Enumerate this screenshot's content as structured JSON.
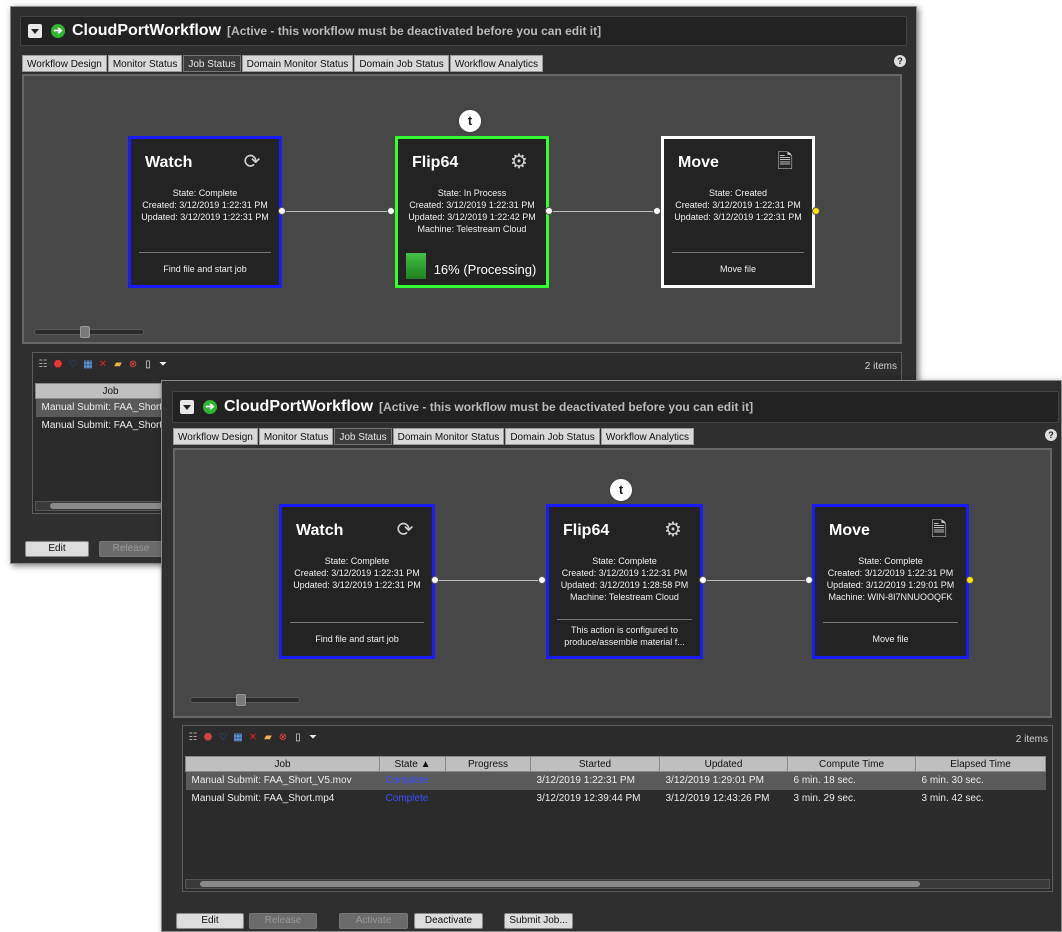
{
  "back_window": {
    "title": "CloudPortWorkflow",
    "status": "[Active - this workflow must be deactivated before you can edit it]",
    "tabs": [
      "Workflow Design",
      "Monitor Status",
      "Job Status",
      "Domain Monitor Status",
      "Domain Job Status",
      "Workflow Analytics"
    ],
    "active_tab": "Job Status",
    "help": "?",
    "timer_icon": "t",
    "nodes": [
      {
        "name": "Watch",
        "icon": "watch-icon",
        "lines": [
          "State: Complete",
          "Created: 3/12/2019 1:22:31 PM",
          "Updated: 3/12/2019 1:22:31 PM"
        ],
        "footer": "Find file and start job",
        "border": "#1a1aff"
      },
      {
        "name": "Flip64",
        "icon": "gears-icon",
        "lines": [
          "State: In Process",
          "Created: 3/12/2019 1:22:31 PM",
          "Updated: 3/12/2019 1:22:42 PM",
          "Machine: Telestream Cloud"
        ],
        "progress_text": "16% (Processing)",
        "progress": 0.16,
        "border": "#33ff33"
      },
      {
        "name": "Move",
        "icon": "move-file-icon",
        "lines": [
          "State: Created",
          "Created: 3/12/2019 1:22:31 PM",
          "Updated: 3/12/2019 1:22:31 PM"
        ],
        "footer": "Move file",
        "border": "#ffffff"
      }
    ],
    "count": "2 items",
    "table": {
      "header": "Job",
      "rows": [
        "Manual Submit: FAA_Short",
        "Manual Submit: FAA_Short"
      ]
    },
    "buttons": {
      "edit": "Edit",
      "release": "Release"
    }
  },
  "front_window": {
    "title": "CloudPortWorkflow",
    "status": "[Active - this workflow must be deactivated before you can edit it]",
    "tabs": [
      "Workflow Design",
      "Monitor Status",
      "Job Status",
      "Domain Monitor Status",
      "Domain Job Status",
      "Workflow Analytics"
    ],
    "active_tab": "Job Status",
    "help": "?",
    "timer_icon": "t",
    "nodes": [
      {
        "name": "Watch",
        "icon": "watch-icon",
        "lines": [
          "State: Complete",
          "Created: 3/12/2019 1:22:31 PM",
          "Updated: 3/12/2019 1:22:31 PM"
        ],
        "footer": "Find file and start job",
        "border": "#1a1aff"
      },
      {
        "name": "Flip64",
        "icon": "gears-icon",
        "lines": [
          "State: Complete",
          "Created: 3/12/2019 1:22:31 PM",
          "Updated: 3/12/2019 1:28:58 PM",
          "Machine: Telestream Cloud"
        ],
        "footer_lines": [
          "This action is configured to",
          "produce/assemble material f..."
        ],
        "border": "#1a1aff"
      },
      {
        "name": "Move",
        "icon": "move-file-icon",
        "lines": [
          "State: Complete",
          "Created: 3/12/2019 1:22:31 PM",
          "Updated: 3/12/2019 1:29:01 PM",
          "Machine: WIN-8I7NNUOOQFK"
        ],
        "footer": "Move file",
        "border": "#1a1aff"
      }
    ],
    "count": "2 items",
    "table": {
      "headers": [
        "Job",
        "State ▲",
        "Progress",
        "Started",
        "Updated",
        "Compute Time",
        "Elapsed Time"
      ],
      "rows": [
        [
          "Manual Submit: FAA_Short_V5.mov",
          "Complete",
          "",
          "3/12/2019 1:22:31 PM",
          "3/12/2019 1:29:01 PM",
          "6 min. 18 sec.",
          "6 min. 30 sec."
        ],
        [
          "Manual Submit: FAA_Short.mp4",
          "Complete",
          "",
          "3/12/2019 12:39:44 PM",
          "3/12/2019 12:43:26 PM",
          "3 min. 29 sec.",
          "3 min. 42 sec."
        ]
      ]
    },
    "buttons": {
      "edit": "Edit",
      "release": "Release",
      "activate": "Activate",
      "deactivate": "Deactivate",
      "submit": "Submit Job..."
    }
  },
  "colors": {
    "state_complete": "#3a4dff",
    "active_border_blue": "#1a1aff",
    "processing_green": "#33ff33"
  }
}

> [Aim]:
Repeat the records above exactly, leaving out any pictures they contain.

> [Solution for this problem]:
Enumerate this screenshot's content as structured JSON.
{
  "back_window": {
    "title": "CloudPortWorkflow",
    "status": "[Active - this workflow must be deactivated before you can edit it]",
    "tabs": [
      "Workflow Design",
      "Monitor Status",
      "Job Status",
      "Domain Monitor Status",
      "Domain Job Status",
      "Workflow Analytics"
    ],
    "active_tab": "Job Status",
    "help": "?",
    "timer_icon": "t",
    "nodes": [
      {
        "name": "Watch",
        "icon": "watch-icon",
        "lines": [
          "State: Complete",
          "Created: 3/12/2019 1:22:31 PM",
          "Updated: 3/12/2019 1:22:31 PM"
        ],
        "footer": "Find file and start job",
        "border": "#1a1aff"
      },
      {
        "name": "Flip64",
        "icon": "gears-icon",
        "lines": [
          "State: In Process",
          "Created: 3/12/2019 1:22:31 PM",
          "Updated: 3/12/2019 1:22:42 PM",
          "Machine: Telestream Cloud"
        ],
        "progress_text": "16% (Processing)",
        "progress": 0.16,
        "border": "#33ff33"
      },
      {
        "name": "Move",
        "icon": "move-file-icon",
        "lines": [
          "State: Created",
          "Created: 3/12/2019 1:22:31 PM",
          "Updated: 3/12/2019 1:22:31 PM"
        ],
        "footer": "Move file",
        "border": "#ffffff"
      }
    ],
    "count": "2 items",
    "table": {
      "header": "Job",
      "rows": [
        "Manual Submit: FAA_Short",
        "Manual Submit: FAA_Short"
      ]
    },
    "buttons": {
      "edit": "Edit",
      "release": "Release"
    }
  },
  "front_window": {
    "title": "CloudPortWorkflow",
    "status": "[Active - this workflow must be deactivated before you can edit it]",
    "tabs": [
      "Workflow Design",
      "Monitor Status",
      "Job Status",
      "Domain Monitor Status",
      "Domain Job Status",
      "Workflow Analytics"
    ],
    "active_tab": "Job Status",
    "help": "?",
    "timer_icon": "t",
    "nodes": [
      {
        "name": "Watch",
        "icon": "watch-icon",
        "lines": [
          "State: Complete",
          "Created: 3/12/2019 1:22:31 PM",
          "Updated: 3/12/2019 1:22:31 PM"
        ],
        "footer": "Find file and start job",
        "border": "#1a1aff"
      },
      {
        "name": "Flip64",
        "icon": "gears-icon",
        "lines": [
          "State: Complete",
          "Created: 3/12/2019 1:22:31 PM",
          "Updated: 3/12/2019 1:28:58 PM",
          "Machine: Telestream Cloud"
        ],
        "footer_lines": [
          "This action is configured to",
          "produce/assemble material f..."
        ],
        "border": "#1a1aff"
      },
      {
        "name": "Move",
        "icon": "move-file-icon",
        "lines": [
          "State: Complete",
          "Created: 3/12/2019 1:22:31 PM",
          "Updated: 3/12/2019 1:29:01 PM",
          "Machine: WIN-8I7NNUOOQFK"
        ],
        "footer": "Move file",
        "border": "#1a1aff"
      }
    ],
    "count": "2 items",
    "table": {
      "headers": [
        "Job",
        "State ▲",
        "Progress",
        "Started",
        "Updated",
        "Compute Time",
        "Elapsed Time"
      ],
      "rows": [
        [
          "Manual Submit: FAA_Short_V5.mov",
          "Complete",
          "",
          "3/12/2019 1:22:31 PM",
          "3/12/2019 1:29:01 PM",
          "6 min. 18 sec.",
          "6 min. 30 sec."
        ],
        [
          "Manual Submit: FAA_Short.mp4",
          "Complete",
          "",
          "3/12/2019 12:39:44 PM",
          "3/12/2019 12:43:26 PM",
          "3 min. 29 sec.",
          "3 min. 42 sec."
        ]
      ]
    },
    "buttons": {
      "edit": "Edit",
      "release": "Release",
      "activate": "Activate",
      "deactivate": "Deactivate",
      "submit": "Submit Job..."
    }
  },
  "colors": {
    "state_complete": "#3a4dff",
    "active_border_blue": "#1a1aff",
    "processing_green": "#33ff33"
  }
}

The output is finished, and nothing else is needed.